__Exercise aim__: Could you copy out every line of the records below verbatim, with nothing added or changed?
_ _ _ _ _
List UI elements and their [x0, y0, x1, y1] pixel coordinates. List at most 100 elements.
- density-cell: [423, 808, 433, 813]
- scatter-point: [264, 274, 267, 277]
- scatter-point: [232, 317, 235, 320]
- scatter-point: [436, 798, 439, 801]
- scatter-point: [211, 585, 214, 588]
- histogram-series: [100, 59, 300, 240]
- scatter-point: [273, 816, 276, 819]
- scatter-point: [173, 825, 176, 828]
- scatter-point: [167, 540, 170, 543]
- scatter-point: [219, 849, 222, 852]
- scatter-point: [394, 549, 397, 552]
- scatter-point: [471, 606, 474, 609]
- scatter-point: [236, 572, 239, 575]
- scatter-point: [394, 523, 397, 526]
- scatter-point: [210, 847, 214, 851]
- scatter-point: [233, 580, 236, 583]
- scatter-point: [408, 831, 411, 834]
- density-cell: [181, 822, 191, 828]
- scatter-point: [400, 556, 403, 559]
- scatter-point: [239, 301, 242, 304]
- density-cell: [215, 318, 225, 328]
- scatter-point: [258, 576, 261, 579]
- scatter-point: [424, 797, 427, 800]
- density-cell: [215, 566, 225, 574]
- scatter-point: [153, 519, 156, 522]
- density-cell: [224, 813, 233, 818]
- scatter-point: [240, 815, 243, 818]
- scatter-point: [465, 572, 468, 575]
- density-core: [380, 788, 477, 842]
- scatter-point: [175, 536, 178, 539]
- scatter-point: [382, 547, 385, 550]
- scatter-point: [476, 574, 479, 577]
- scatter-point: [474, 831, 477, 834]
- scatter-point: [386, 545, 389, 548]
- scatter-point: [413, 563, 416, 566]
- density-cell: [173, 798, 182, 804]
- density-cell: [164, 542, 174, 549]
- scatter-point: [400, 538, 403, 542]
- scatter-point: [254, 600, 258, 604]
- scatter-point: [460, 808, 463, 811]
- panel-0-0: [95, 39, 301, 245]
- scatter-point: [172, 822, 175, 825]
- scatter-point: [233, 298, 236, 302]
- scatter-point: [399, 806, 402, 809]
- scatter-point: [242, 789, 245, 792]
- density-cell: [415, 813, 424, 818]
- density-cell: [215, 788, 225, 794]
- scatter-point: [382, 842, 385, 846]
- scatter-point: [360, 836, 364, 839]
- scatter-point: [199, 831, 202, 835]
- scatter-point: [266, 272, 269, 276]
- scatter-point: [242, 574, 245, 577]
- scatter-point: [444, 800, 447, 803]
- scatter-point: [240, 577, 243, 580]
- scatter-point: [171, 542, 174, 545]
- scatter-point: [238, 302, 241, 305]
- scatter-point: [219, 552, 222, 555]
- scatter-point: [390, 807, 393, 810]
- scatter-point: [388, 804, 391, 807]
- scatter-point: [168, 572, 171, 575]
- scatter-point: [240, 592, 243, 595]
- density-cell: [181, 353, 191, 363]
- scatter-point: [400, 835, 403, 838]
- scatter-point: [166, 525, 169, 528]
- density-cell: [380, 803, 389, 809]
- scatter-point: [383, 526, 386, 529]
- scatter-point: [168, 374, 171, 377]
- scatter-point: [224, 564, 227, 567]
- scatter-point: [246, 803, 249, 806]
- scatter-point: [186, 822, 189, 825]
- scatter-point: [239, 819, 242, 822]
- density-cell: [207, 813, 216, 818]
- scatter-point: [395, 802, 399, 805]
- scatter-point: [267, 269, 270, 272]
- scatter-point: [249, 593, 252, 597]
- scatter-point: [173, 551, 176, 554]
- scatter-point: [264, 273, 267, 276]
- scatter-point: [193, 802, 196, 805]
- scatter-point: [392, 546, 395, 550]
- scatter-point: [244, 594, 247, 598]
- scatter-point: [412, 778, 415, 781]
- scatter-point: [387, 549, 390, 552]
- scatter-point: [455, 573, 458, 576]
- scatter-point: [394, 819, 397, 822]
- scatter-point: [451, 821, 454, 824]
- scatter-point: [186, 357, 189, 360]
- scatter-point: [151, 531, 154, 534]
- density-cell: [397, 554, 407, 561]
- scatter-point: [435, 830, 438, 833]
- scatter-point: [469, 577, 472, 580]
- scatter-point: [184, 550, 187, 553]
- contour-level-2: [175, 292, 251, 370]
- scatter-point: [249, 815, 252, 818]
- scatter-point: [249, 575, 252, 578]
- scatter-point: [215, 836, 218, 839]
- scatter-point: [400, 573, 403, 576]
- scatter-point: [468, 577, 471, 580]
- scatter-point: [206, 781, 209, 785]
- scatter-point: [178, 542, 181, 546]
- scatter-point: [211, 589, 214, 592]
_ _ _ _ _
__Task output__:
List UI elements and their [x0, y0, x1, y1] pixel coordinates. List at most 100 elements.
- density-cell: [423, 808, 433, 813]
- scatter-point: [264, 274, 267, 277]
- scatter-point: [232, 317, 235, 320]
- scatter-point: [436, 798, 439, 801]
- scatter-point: [211, 585, 214, 588]
- histogram-series: [100, 59, 300, 240]
- scatter-point: [273, 816, 276, 819]
- scatter-point: [173, 825, 176, 828]
- scatter-point: [167, 540, 170, 543]
- scatter-point: [219, 849, 222, 852]
- scatter-point: [394, 549, 397, 552]
- scatter-point: [471, 606, 474, 609]
- scatter-point: [236, 572, 239, 575]
- scatter-point: [394, 523, 397, 526]
- scatter-point: [210, 847, 214, 851]
- scatter-point: [233, 580, 236, 583]
- scatter-point: [408, 831, 411, 834]
- density-cell: [181, 822, 191, 828]
- scatter-point: [400, 556, 403, 559]
- scatter-point: [239, 301, 242, 304]
- density-cell: [215, 318, 225, 328]
- scatter-point: [258, 576, 261, 579]
- scatter-point: [424, 797, 427, 800]
- density-cell: [215, 566, 225, 574]
- scatter-point: [153, 519, 156, 522]
- density-cell: [224, 813, 233, 818]
- scatter-point: [240, 815, 243, 818]
- scatter-point: [465, 572, 468, 575]
- density-core: [380, 788, 477, 842]
- scatter-point: [175, 536, 178, 539]
- scatter-point: [382, 547, 385, 550]
- scatter-point: [476, 574, 479, 577]
- scatter-point: [474, 831, 477, 834]
- scatter-point: [386, 545, 389, 548]
- scatter-point: [413, 563, 416, 566]
- density-cell: [173, 798, 182, 804]
- density-cell: [164, 542, 174, 549]
- scatter-point: [400, 538, 403, 542]
- scatter-point: [254, 600, 258, 604]
- scatter-point: [460, 808, 463, 811]
- panel-0-0: [95, 39, 301, 245]
- scatter-point: [172, 822, 175, 825]
- scatter-point: [233, 298, 236, 302]
- scatter-point: [399, 806, 402, 809]
- scatter-point: [242, 789, 245, 792]
- density-cell: [415, 813, 424, 818]
- density-cell: [215, 788, 225, 794]
- scatter-point: [382, 842, 385, 846]
- scatter-point: [360, 836, 364, 839]
- scatter-point: [199, 831, 202, 835]
- scatter-point: [266, 272, 269, 276]
- scatter-point: [242, 574, 245, 577]
- scatter-point: [444, 800, 447, 803]
- scatter-point: [240, 577, 243, 580]
- scatter-point: [171, 542, 174, 545]
- scatter-point: [238, 302, 241, 305]
- scatter-point: [219, 552, 222, 555]
- scatter-point: [390, 807, 393, 810]
- scatter-point: [388, 804, 391, 807]
- scatter-point: [168, 572, 171, 575]
- scatter-point: [240, 592, 243, 595]
- density-cell: [181, 353, 191, 363]
- scatter-point: [400, 835, 403, 838]
- scatter-point: [166, 525, 169, 528]
- density-cell: [380, 803, 389, 809]
- scatter-point: [383, 526, 386, 529]
- scatter-point: [168, 374, 171, 377]
- scatter-point: [224, 564, 227, 567]
- scatter-point: [246, 803, 249, 806]
- scatter-point: [186, 822, 189, 825]
- scatter-point: [239, 819, 242, 822]
- density-cell: [207, 813, 216, 818]
- scatter-point: [395, 802, 399, 805]
- scatter-point: [267, 269, 270, 272]
- scatter-point: [249, 593, 252, 597]
- scatter-point: [173, 551, 176, 554]
- scatter-point: [264, 273, 267, 276]
- scatter-point: [193, 802, 196, 805]
- scatter-point: [392, 546, 395, 550]
- scatter-point: [244, 594, 247, 598]
- scatter-point: [412, 778, 415, 781]
- scatter-point: [387, 549, 390, 552]
- scatter-point: [455, 573, 458, 576]
- scatter-point: [394, 819, 397, 822]
- scatter-point: [451, 821, 454, 824]
- scatter-point: [186, 357, 189, 360]
- scatter-point: [151, 531, 154, 534]
- density-cell: [397, 554, 407, 561]
- scatter-point: [435, 830, 438, 833]
- scatter-point: [469, 577, 472, 580]
- scatter-point: [184, 550, 187, 553]
- contour-level-2: [175, 292, 251, 370]
- scatter-point: [249, 815, 252, 818]
- scatter-point: [249, 575, 252, 578]
- scatter-point: [215, 836, 218, 839]
- scatter-point: [400, 573, 403, 576]
- scatter-point: [468, 577, 471, 580]
- scatter-point: [206, 781, 209, 785]
- scatter-point: [178, 542, 181, 546]
- scatter-point: [211, 589, 214, 592]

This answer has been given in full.